* **Exercise goal**
In the post about a paper claiming chemistry is sexist, why did the original Real Peer Review account have to close?

* **Text excerpt**
===
It’s another one of those Real Peer Review things. Sadly the original Real Peer Review was forced to close down after threats to expose the academic behind the account. The new one is a group account run by different people, with the blessing of the original anonymous academic.
In this one, a paper that tries to argue that Chemisty is sexist. As before, I’m not linking to the original to spare the author.
Feminist science criticism has mostly focused on the theories of the life sciences, while the few studies about gender and the physical sciences locate gender in the practice, and not in the theories, of these fields. Arguably, the reason for this asymmetry is that the conceptual and methodological tools developed by (feminist) science studies are not suited to analyze the hard sciences for gender-related values in their content. My central claim is that a conceptual, rather than an empirical, analysis is needed; one should be looking for general metaphysical principles which serve as the conceptual foundation for the scientific theory, and which, in other contexts, constitute the philosophical foundations of a worldview that legitimates social inequalities. This position is not being advocated anywhere in the philosophy of science, but its elements are to be found in Helen Longino’s theory of science, and in the social epistemology and ontology of Georg Lukács.
It goes on
4. Marxist and feminist standpoint theory
In order to establish the claim that certain values found in the theories of the physical sciences are gendered, an alternative epistemological framework is needed. Traditionally, the alternative to empiricism as a theory of knowledge is Marxist epistemology, also known as standpoint theory. The writings of Marx provide grounds for the claim that the two main classes in capitalism (the bourgeoisie and the proletariat) have distinctive viewpoints on reality. The systematic philosophical elaboration of this view is to be found in the work of Georg Lukács. Feminist standpoint theory was developed by means of analogy between the position of women under patriarchy and the position of the proletariat under capitalism. This section examines Marxist and feminist standpoint theory for their potential to conceptualize social ideologies in the physical sciences.
If you’re being generous, you could consider this a case of an academic who’s gone so deep into theory they’ve lost the ability to recognise where their theory doesn”t apply, making the same mistake frequently made by economists and evolutionary biologists. A case of the Richard Dawkins?
But you could argue that things like this are actively harmful. When there’s a movement to get more women involved in STEM fields and challenge harmful stereotypes like “Girls can’t do maths”, do attempts to undermine the theoretical basis of science itself in the name of feminism really help?
Or am I not allowed to criticise such things because I’m a “straight white male”.
===
* **Provided information**
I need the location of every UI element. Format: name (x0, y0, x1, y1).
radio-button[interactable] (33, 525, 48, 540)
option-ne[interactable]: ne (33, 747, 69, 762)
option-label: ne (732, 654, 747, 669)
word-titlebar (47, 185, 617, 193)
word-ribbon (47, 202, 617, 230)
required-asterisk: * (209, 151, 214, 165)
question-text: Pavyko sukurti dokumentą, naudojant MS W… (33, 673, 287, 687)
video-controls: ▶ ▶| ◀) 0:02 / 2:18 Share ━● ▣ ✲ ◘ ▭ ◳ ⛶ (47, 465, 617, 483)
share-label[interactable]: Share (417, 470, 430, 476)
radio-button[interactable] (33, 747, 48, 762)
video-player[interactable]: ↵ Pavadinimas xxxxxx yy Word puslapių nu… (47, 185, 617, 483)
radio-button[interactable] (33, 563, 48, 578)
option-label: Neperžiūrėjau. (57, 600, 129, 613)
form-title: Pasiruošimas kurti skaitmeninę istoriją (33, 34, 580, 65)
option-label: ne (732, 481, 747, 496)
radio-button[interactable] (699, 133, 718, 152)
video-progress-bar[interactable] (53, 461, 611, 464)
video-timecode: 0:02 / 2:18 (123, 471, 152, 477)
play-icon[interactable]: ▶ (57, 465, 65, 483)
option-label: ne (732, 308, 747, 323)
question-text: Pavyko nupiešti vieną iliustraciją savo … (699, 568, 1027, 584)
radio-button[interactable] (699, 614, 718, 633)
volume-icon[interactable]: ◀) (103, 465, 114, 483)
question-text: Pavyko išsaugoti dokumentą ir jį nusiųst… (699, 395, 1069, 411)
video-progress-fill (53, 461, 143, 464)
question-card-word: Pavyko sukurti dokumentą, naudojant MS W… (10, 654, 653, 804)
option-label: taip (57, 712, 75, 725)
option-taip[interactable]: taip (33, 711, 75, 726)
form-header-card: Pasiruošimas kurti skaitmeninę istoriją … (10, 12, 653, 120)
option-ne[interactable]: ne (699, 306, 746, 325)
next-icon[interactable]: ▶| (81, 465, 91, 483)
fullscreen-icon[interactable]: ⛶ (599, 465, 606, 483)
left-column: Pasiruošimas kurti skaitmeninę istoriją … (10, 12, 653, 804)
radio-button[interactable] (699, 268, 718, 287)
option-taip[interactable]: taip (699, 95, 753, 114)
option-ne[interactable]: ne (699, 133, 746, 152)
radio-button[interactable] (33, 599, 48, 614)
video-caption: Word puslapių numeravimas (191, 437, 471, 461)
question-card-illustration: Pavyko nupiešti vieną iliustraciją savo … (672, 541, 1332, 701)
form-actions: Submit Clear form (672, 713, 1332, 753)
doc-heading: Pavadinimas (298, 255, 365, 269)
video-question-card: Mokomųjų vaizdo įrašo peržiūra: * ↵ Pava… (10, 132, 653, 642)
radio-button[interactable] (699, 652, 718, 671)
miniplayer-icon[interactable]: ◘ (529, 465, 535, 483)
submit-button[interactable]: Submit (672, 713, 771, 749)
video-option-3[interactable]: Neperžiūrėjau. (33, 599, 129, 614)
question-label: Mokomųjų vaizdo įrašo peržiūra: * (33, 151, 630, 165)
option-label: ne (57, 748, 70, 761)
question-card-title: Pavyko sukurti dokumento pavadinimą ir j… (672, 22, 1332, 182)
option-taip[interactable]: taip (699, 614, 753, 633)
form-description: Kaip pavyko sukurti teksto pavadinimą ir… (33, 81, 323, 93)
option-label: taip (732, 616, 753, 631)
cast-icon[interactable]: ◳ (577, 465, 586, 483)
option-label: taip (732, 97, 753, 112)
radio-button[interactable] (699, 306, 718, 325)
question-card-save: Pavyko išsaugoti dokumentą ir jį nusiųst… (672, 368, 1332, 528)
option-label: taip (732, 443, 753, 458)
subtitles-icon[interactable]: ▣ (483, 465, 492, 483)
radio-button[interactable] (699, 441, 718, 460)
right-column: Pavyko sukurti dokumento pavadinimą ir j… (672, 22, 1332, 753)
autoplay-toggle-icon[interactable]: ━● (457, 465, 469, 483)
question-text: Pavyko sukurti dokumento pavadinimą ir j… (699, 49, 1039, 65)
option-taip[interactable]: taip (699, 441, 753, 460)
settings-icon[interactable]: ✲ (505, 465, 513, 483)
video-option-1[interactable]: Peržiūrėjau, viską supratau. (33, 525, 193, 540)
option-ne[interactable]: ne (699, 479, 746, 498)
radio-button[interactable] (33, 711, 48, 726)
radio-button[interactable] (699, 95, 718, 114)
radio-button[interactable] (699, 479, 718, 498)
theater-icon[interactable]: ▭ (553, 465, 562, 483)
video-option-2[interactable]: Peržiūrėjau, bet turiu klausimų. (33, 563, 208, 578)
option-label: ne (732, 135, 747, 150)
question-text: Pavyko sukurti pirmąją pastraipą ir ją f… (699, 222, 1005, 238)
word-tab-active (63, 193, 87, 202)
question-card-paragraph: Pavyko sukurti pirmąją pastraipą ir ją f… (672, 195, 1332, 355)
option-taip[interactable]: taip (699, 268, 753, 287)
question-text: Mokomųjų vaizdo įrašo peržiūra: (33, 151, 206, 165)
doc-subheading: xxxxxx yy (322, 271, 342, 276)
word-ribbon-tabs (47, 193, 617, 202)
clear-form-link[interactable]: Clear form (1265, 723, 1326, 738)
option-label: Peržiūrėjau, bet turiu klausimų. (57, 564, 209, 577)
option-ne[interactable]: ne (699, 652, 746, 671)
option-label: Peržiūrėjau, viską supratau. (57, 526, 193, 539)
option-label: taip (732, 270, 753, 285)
===
* **The answer**
It was forced to close after threats to expose the academic behind the account.